** BEGIN Data provided **

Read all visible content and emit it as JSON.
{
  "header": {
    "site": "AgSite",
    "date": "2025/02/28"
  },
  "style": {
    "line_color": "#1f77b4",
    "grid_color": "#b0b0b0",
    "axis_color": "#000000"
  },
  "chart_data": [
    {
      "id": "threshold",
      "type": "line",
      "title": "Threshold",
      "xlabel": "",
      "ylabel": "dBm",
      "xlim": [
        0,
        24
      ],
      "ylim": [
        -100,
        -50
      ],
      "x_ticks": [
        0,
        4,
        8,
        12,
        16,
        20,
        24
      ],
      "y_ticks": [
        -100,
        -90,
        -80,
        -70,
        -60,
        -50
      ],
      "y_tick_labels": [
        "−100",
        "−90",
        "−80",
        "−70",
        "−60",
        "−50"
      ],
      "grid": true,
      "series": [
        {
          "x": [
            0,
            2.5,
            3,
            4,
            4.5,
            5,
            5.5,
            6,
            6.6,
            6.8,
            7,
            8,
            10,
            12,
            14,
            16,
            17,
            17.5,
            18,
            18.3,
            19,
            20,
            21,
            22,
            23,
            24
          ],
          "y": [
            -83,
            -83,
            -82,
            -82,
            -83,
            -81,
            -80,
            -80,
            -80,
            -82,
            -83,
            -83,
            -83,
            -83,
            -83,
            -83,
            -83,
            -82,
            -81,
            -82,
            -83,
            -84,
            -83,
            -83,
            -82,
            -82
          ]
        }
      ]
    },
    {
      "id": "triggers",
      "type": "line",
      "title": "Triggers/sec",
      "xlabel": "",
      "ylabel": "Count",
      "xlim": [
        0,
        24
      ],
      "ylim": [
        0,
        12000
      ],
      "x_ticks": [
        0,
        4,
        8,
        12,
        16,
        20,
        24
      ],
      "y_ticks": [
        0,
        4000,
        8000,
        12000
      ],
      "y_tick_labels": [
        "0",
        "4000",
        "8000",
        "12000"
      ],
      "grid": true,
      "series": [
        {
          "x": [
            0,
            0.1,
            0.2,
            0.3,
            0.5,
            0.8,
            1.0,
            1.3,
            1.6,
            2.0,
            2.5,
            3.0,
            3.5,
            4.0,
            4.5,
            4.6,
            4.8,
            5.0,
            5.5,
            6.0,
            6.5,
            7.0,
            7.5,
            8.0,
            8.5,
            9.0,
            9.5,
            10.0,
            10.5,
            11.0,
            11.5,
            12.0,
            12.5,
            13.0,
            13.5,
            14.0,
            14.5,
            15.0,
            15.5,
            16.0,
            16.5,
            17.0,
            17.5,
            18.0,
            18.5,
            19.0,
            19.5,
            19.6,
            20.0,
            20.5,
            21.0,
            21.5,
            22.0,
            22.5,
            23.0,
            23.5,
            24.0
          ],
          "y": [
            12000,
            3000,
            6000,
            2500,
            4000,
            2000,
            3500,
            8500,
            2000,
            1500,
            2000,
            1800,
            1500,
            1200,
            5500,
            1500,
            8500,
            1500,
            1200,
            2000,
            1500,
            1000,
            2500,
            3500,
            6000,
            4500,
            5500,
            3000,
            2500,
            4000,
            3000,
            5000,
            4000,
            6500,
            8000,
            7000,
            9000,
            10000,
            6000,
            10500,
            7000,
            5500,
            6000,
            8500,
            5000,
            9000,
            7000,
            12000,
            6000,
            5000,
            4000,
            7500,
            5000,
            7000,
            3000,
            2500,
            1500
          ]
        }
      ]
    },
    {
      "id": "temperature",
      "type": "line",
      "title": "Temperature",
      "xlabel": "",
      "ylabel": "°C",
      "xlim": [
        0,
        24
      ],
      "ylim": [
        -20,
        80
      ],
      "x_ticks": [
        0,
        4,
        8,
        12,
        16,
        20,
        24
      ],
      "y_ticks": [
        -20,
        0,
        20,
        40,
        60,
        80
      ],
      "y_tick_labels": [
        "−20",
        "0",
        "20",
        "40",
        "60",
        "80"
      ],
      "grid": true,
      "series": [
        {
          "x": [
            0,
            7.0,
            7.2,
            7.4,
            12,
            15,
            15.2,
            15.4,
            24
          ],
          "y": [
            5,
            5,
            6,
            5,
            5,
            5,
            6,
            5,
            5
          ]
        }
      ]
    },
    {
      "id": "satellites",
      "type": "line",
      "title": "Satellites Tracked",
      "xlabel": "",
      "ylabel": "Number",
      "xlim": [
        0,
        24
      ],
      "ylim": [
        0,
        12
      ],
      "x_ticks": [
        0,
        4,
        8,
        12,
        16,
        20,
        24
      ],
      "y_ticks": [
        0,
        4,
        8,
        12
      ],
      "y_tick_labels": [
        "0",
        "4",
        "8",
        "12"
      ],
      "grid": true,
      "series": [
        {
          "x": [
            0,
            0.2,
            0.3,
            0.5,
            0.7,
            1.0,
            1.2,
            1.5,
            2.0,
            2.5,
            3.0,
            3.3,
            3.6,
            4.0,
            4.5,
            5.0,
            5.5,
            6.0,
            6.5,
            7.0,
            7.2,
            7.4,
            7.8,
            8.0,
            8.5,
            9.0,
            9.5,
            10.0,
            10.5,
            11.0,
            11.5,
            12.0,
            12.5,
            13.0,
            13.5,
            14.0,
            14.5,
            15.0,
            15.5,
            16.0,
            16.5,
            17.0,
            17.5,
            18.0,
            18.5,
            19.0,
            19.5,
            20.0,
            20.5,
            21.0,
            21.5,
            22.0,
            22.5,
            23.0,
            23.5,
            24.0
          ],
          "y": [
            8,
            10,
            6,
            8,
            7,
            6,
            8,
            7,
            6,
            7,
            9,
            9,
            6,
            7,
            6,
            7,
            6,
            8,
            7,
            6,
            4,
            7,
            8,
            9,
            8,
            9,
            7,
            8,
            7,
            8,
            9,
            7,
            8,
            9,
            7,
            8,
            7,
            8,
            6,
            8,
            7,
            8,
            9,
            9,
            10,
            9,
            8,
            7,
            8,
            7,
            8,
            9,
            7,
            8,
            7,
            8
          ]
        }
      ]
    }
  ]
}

** END Data provided **

Exercise requirements: Repeat every line of the material exactly as given.

Exercise solution:
Read all visible content and emit it as JSON.
{
  "header": {
    "site": "AgSite",
    "date": "2025/02/28"
  },
  "style": {
    "line_color": "#1f77b4",
    "grid_color": "#b0b0b0",
    "axis_color": "#000000"
  },
  "chart_data": [
    {
      "id": "threshold",
      "type": "line",
      "title": "Threshold",
      "xlabel": "",
      "ylabel": "dBm",
      "xlim": [
        0,
        24
      ],
      "ylim": [
        -100,
        -50
      ],
      "x_ticks": [
        0,
        4,
        8,
        12,
        16,
        20,
        24
      ],
      "y_ticks": [
        -100,
        -90,
        -80,
        -70,
        -60,
        -50
      ],
      "y_tick_labels": [
        "−100",
        "−90",
        "−80",
        "−70",
        "−60",
        "−50"
      ],
      "grid": true,
      "series": [
        {
          "x": [
            0,
            2.5,
            3,
            4,
            4.5,
            5,
            5.5,
            6,
            6.6,
            6.8,
            7,
            8,
            10,
            12,
            14,
            16,
            17,
            17.5,
            18,
            18.3,
            19,
            20,
            21,
            22,
            23,
            24
          ],
          "y": [
            -83,
            -83,
            -82,
            -82,
            -83,
            -81,
            -80,
            -80,
            -80,
            -82,
            -83,
            -83,
            -83,
            -83,
            -83,
            -83,
            -83,
            -82,
            -81,
            -82,
            -83,
            -84,
            -83,
            -83,
            -82,
            -82
          ]
        }
      ]
    },
    {
      "id": "triggers",
      "type": "line",
      "title": "Triggers/sec",
      "xlabel": "",
      "ylabel": "Count",
      "xlim": [
        0,
        24
      ],
      "ylim": [
        0,
        12000
      ],
      "x_ticks": [
        0,
        4,
        8,
        12,
        16,
        20,
        24
      ],
      "y_ticks": [
        0,
        4000,
        8000,
        12000
      ],
      "y_tick_labels": [
        "0",
        "4000",
        "8000",
        "12000"
      ],
      "grid": true,
      "series": [
        {
          "x": [
            0,
            0.1,
            0.2,
            0.3,
            0.5,
            0.8,
            1.0,
            1.3,
            1.6,
            2.0,
            2.5,
            3.0,
            3.5,
            4.0,
            4.5,
            4.6,
            4.8,
            5.0,
            5.5,
            6.0,
            6.5,
            7.0,
            7.5,
            8.0,
            8.5,
            9.0,
            9.5,
            10.0,
            10.5,
            11.0,
            11.5,
            12.0,
            12.5,
            13.0,
            13.5,
            14.0,
            14.5,
            15.0,
            15.5,
            16.0,
            16.5,
            17.0,
            17.5,
            18.0,
            18.5,
            19.0,
            19.5,
            19.6,
            20.0,
            20.5,
            21.0,
            21.5,
            22.0,
            22.5,
            23.0,
            23.5,
            24.0
          ],
          "y": [
            12000,
            3000,
            6000,
            2500,
            4000,
            2000,
            3500,
            8500,
            2000,
            1500,
            2000,
            1800,
            1500,
            1200,
            5500,
            1500,
            8500,
            1500,
            1200,
            2000,
            1500,
            1000,
            2500,
            3500,
            6000,
            4500,
            5500,
            3000,
            2500,
            4000,
            3000,
            5000,
            4000,
            6500,
            8000,
            7000,
            9000,
            10000,
            6000,
            10500,
            7000,
            5500,
            6000,
            8500,
            5000,
            9000,
            7000,
            12000,
            6000,
            5000,
            4000,
            7500,
            5000,
            7000,
            3000,
            2500,
            1500
          ]
        }
      ]
    },
    {
      "id": "temperature",
      "type": "line",
      "title": "Temperature",
      "xlabel": "",
      "ylabel": "°C",
      "xlim": [
        0,
        24
      ],
      "ylim": [
        -20,
        80
      ],
      "x_ticks": [
        0,
        4,
        8,
        12,
        16,
        20,
        24
      ],
      "y_ticks": [
        -20,
        0,
        20,
        40,
        60,
        80
      ],
      "y_tick_labels": [
        "−20",
        "0",
        "20",
        "40",
        "60",
        "80"
      ],
      "grid": true,
      "series": [
        {
          "x": [
            0,
            7.0,
            7.2,
            7.4,
            12,
            15,
            15.2,
            15.4,
            24
          ],
          "y": [
            5,
            5,
            6,
            5,
            5,
            5,
            6,
            5,
            5
          ]
        }
      ]
    },
    {
      "id": "satellites",
      "type": "line",
      "title": "Satellites Tracked",
      "xlabel": "",
      "ylabel": "Number",
      "xlim": [
        0,
        24
      ],
      "ylim": [
        0,
        12
      ],
      "x_ticks": [
        0,
        4,
        8,
        12,
        16,
        20,
        24
      ],
      "y_ticks": [
        0,
        4,
        8,
        12
      ],
      "y_tick_labels": [
        "0",
        "4",
        "8",
        "12"
      ],
      "grid": true,
      "series": [
        {
          "x": [
            0,
            0.2,
            0.3,
            0.5,
            0.7,
            1.0,
            1.2,
            1.5,
            2.0,
            2.5,
            3.0,
            3.3,
            3.6,
            4.0,
            4.5,
            5.0,
            5.5,
            6.0,
            6.5,
            7.0,
            7.2,
            7.4,
            7.8,
            8.0,
            8.5,
            9.0,
            9.5,
            10.0,
            10.5,
            11.0,
            11.5,
            12.0,
            12.5,
            13.0,
            13.5,
            14.0,
            14.5,
            15.0,
            15.5,
            16.0,
            16.5,
            17.0,
            17.5,
            18.0,
            18.5,
            19.0,
            19.5,
            20.0,
            20.5,
            21.0,
            21.5,
            22.0,
            22.5,
            23.0,
            23.5,
            24.0
          ],
          "y": [
            8,
            10,
            6,
            8,
            7,
            6,
            8,
            7,
            6,
            7,
            9,
            9,
            6,
            7,
            6,
            7,
            6,
            8,
            7,
            6,
            4,
            7,
            8,
            9,
            8,
            9,
            7,
            8,
            7,
            8,
            9,
            7,
            8,
            9,
            7,
            8,
            7,
            8,
            6,
            8,
            7,
            8,
            9,
            9,
            10,
            9,
            8,
            7,
            8,
            7,
            8,
            9,
            7,
            8,
            7,
            8
          ]
        }
      ]
    }
  ]
}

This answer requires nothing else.